### STATED GOAL
Gather from the material every line that contains the string "this".

Figure contents as structured data:

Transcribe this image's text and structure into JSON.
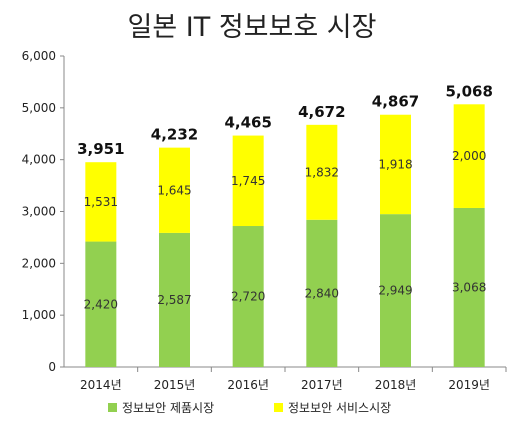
{
  "chart_data": {
    "type": "bar",
    "stacked": true,
    "title": "일본 IT 정보보호 시장",
    "categories": [
      "2014년",
      "2015년",
      "2016년",
      "2017년",
      "2018년",
      "2019년"
    ],
    "series": [
      {
        "name": "정보보안 제품시장",
        "values": [
          2420,
          2587,
          2720,
          2840,
          2949,
          3068
        ],
        "color": "#92d050",
        "labels": [
          "2,420",
          "2,587",
          "2,720",
          "2,840",
          "2,949",
          "3,068"
        ]
      },
      {
        "name": "정보보안 서비스시장",
        "values": [
          1531,
          1645,
          1745,
          1832,
          1918,
          2000
        ],
        "color": "#ffff00",
        "labels": [
          "1,531",
          "1,645",
          "1,745",
          "1,832",
          "1,918",
          "2,000"
        ]
      }
    ],
    "totals": [
      3951,
      4232,
      4465,
      4672,
      4867,
      5068
    ],
    "total_labels": [
      "3,951",
      "4,232",
      "4,465",
      "4,672",
      "4,867",
      "5,068"
    ],
    "ylim": [
      0,
      6000
    ],
    "yticks": [
      0,
      1000,
      2000,
      3000,
      4000,
      5000,
      6000
    ],
    "ytick_labels": [
      "0",
      "1,000",
      "2,000",
      "3,000",
      "4,000",
      "5,000",
      "6,000"
    ],
    "grid": false,
    "legend_position": "bottom"
  }
}
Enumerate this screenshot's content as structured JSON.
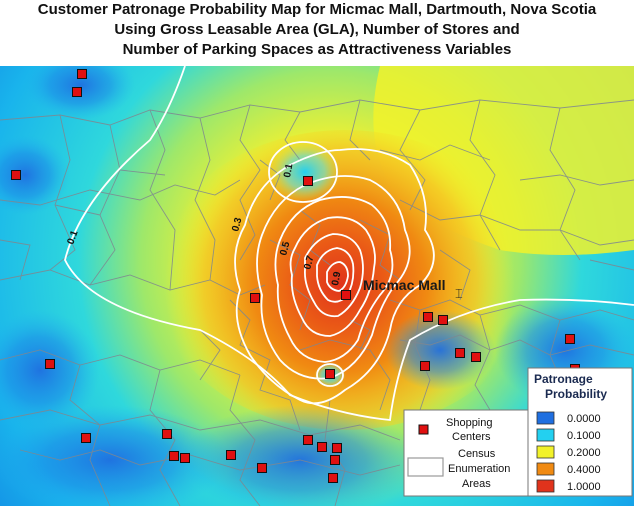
{
  "title": {
    "line1": "Customer Patronage Probability Map for Micmac Mall, Dartmouth, Nova Scotia",
    "line2": "Using Gross Leasable Area (GLA), Number of Stores and",
    "line3": "Number of Parking Spaces as Attractiveness Variables"
  },
  "map": {
    "focus_label": "Micmac Mall",
    "contour_labels": [
      "0.1",
      "0.1",
      "0.3",
      "0.5",
      "0.7",
      "0.9"
    ]
  },
  "legend": {
    "symbols": {
      "shopping_centers": [
        "Shopping",
        "Centers"
      ],
      "census_areas": [
        "Census",
        "Enumeration",
        "Areas"
      ]
    },
    "probability": {
      "title": [
        "Patronage",
        "Probability"
      ],
      "classes": [
        {
          "label": "0.0000",
          "color": "#1f6fe0"
        },
        {
          "label": "0.1000",
          "color": "#23d0f0"
        },
        {
          "label": "0.2000",
          "color": "#f2f22a"
        },
        {
          "label": "0.4000",
          "color": "#f08a12"
        },
        {
          "label": "1.0000",
          "color": "#e0331c"
        }
      ]
    }
  },
  "colors": {
    "store_marker": "#e01010",
    "contour": "#ffffff",
    "boundaries": "#7f8790"
  }
}
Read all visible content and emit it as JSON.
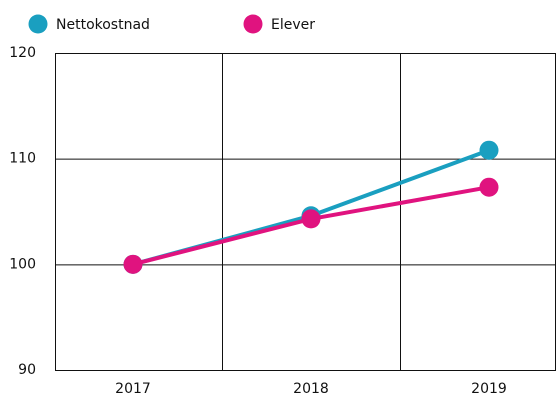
{
  "chart_data": {
    "type": "line",
    "categories": [
      "2017",
      "2018",
      "2019"
    ],
    "series": [
      {
        "name": "Nettokostnad",
        "color": "#1a9fc0",
        "values": [
          100,
          104.6,
          110.8
        ]
      },
      {
        "name": "Elever",
        "color": "#e0137f",
        "values": [
          100,
          104.3,
          107.3
        ]
      }
    ],
    "ylim": [
      90,
      120
    ],
    "yticks": [
      90,
      100,
      110,
      120
    ],
    "grid": true
  }
}
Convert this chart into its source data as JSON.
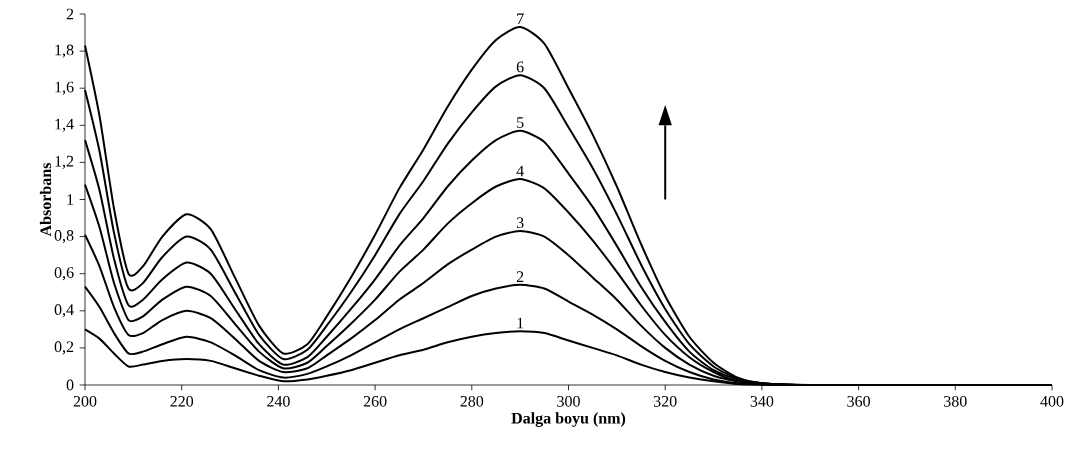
{
  "chart_data": {
    "type": "line",
    "xlabel": "Dalga boyu (nm)",
    "ylabel": "Absorbans",
    "x": [
      200,
      203,
      206,
      209,
      212,
      216,
      221,
      226,
      231,
      236,
      241,
      246,
      250,
      255,
      260,
      265,
      270,
      275,
      280,
      285,
      290,
      295,
      300,
      305,
      310,
      315,
      320,
      325,
      330,
      335,
      340,
      350,
      400
    ],
    "xlim": [
      200,
      400
    ],
    "xticks": [
      200,
      220,
      240,
      260,
      280,
      300,
      320,
      340,
      360,
      380,
      400
    ],
    "ylim": [
      0,
      2
    ],
    "yticks": [
      {
        "value": 0,
        "label": "0"
      },
      {
        "value": 0.2,
        "label": "0,2"
      },
      {
        "value": 0.4,
        "label": "0,4"
      },
      {
        "value": 0.6,
        "label": "0,6"
      },
      {
        "value": 0.8,
        "label": "0,8"
      },
      {
        "value": 1,
        "label": "1"
      },
      {
        "value": 1.2,
        "label": "1,2"
      },
      {
        "value": 1.4,
        "label": "1,4"
      },
      {
        "value": 1.6,
        "label": "1,6"
      },
      {
        "value": 1.8,
        "label": "1,8"
      },
      {
        "value": 2,
        "label": "2"
      }
    ],
    "line_style": "solid",
    "series": [
      {
        "name": "1",
        "color": "#000000",
        "values": [
          0.3,
          0.25,
          0.17,
          0.1,
          0.11,
          0.13,
          0.14,
          0.13,
          0.09,
          0.05,
          0.02,
          0.03,
          0.05,
          0.08,
          0.12,
          0.16,
          0.19,
          0.23,
          0.26,
          0.28,
          0.29,
          0.28,
          0.24,
          0.2,
          0.16,
          0.11,
          0.07,
          0.04,
          0.02,
          0.005,
          0.002,
          0,
          0
        ]
      },
      {
        "name": "2",
        "color": "#000000",
        "values": [
          0.53,
          0.42,
          0.28,
          0.17,
          0.18,
          0.22,
          0.26,
          0.23,
          0.16,
          0.08,
          0.04,
          0.06,
          0.1,
          0.16,
          0.23,
          0.3,
          0.36,
          0.42,
          0.48,
          0.52,
          0.54,
          0.52,
          0.45,
          0.38,
          0.3,
          0.21,
          0.13,
          0.07,
          0.03,
          0.01,
          0.003,
          0,
          0
        ]
      },
      {
        "name": "3",
        "color": "#000000",
        "values": [
          0.81,
          0.64,
          0.42,
          0.27,
          0.28,
          0.35,
          0.4,
          0.36,
          0.25,
          0.13,
          0.07,
          0.09,
          0.16,
          0.25,
          0.35,
          0.46,
          0.55,
          0.65,
          0.73,
          0.8,
          0.83,
          0.8,
          0.7,
          0.58,
          0.46,
          0.32,
          0.2,
          0.11,
          0.05,
          0.02,
          0.005,
          0,
          0
        ]
      },
      {
        "name": "4",
        "color": "#000000",
        "values": [
          1.08,
          0.85,
          0.55,
          0.35,
          0.37,
          0.46,
          0.53,
          0.48,
          0.33,
          0.18,
          0.09,
          0.12,
          0.21,
          0.33,
          0.46,
          0.61,
          0.73,
          0.87,
          0.98,
          1.07,
          1.11,
          1.06,
          0.93,
          0.78,
          0.61,
          0.43,
          0.27,
          0.15,
          0.07,
          0.02,
          0.005,
          0,
          0
        ]
      },
      {
        "name": "5",
        "color": "#000000",
        "values": [
          1.32,
          1.05,
          0.68,
          0.43,
          0.46,
          0.57,
          0.66,
          0.6,
          0.41,
          0.22,
          0.11,
          0.15,
          0.26,
          0.41,
          0.57,
          0.75,
          0.9,
          1.07,
          1.21,
          1.32,
          1.37,
          1.31,
          1.14,
          0.96,
          0.75,
          0.53,
          0.34,
          0.18,
          0.08,
          0.03,
          0.01,
          0,
          0
        ]
      },
      {
        "name": "6",
        "color": "#000000",
        "values": [
          1.59,
          1.26,
          0.82,
          0.52,
          0.55,
          0.69,
          0.8,
          0.73,
          0.5,
          0.27,
          0.14,
          0.19,
          0.32,
          0.5,
          0.7,
          0.92,
          1.1,
          1.3,
          1.47,
          1.61,
          1.67,
          1.6,
          1.39,
          1.17,
          0.92,
          0.65,
          0.41,
          0.22,
          0.1,
          0.035,
          0.01,
          0,
          0
        ]
      },
      {
        "name": "7",
        "color": "#000000",
        "values": [
          1.83,
          1.45,
          0.95,
          0.6,
          0.64,
          0.8,
          0.92,
          0.84,
          0.58,
          0.32,
          0.17,
          0.22,
          0.37,
          0.58,
          0.81,
          1.06,
          1.27,
          1.5,
          1.7,
          1.86,
          1.93,
          1.84,
          1.6,
          1.35,
          1.07,
          0.76,
          0.48,
          0.26,
          0.12,
          0.04,
          0.01,
          0,
          0
        ]
      }
    ]
  }
}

### RESPONSE TO THE TASK
Transcribe this image's text and structure into JSON.
Enumerate this screenshot's content as structured JSON.
Convert this chart into its source data as JSON.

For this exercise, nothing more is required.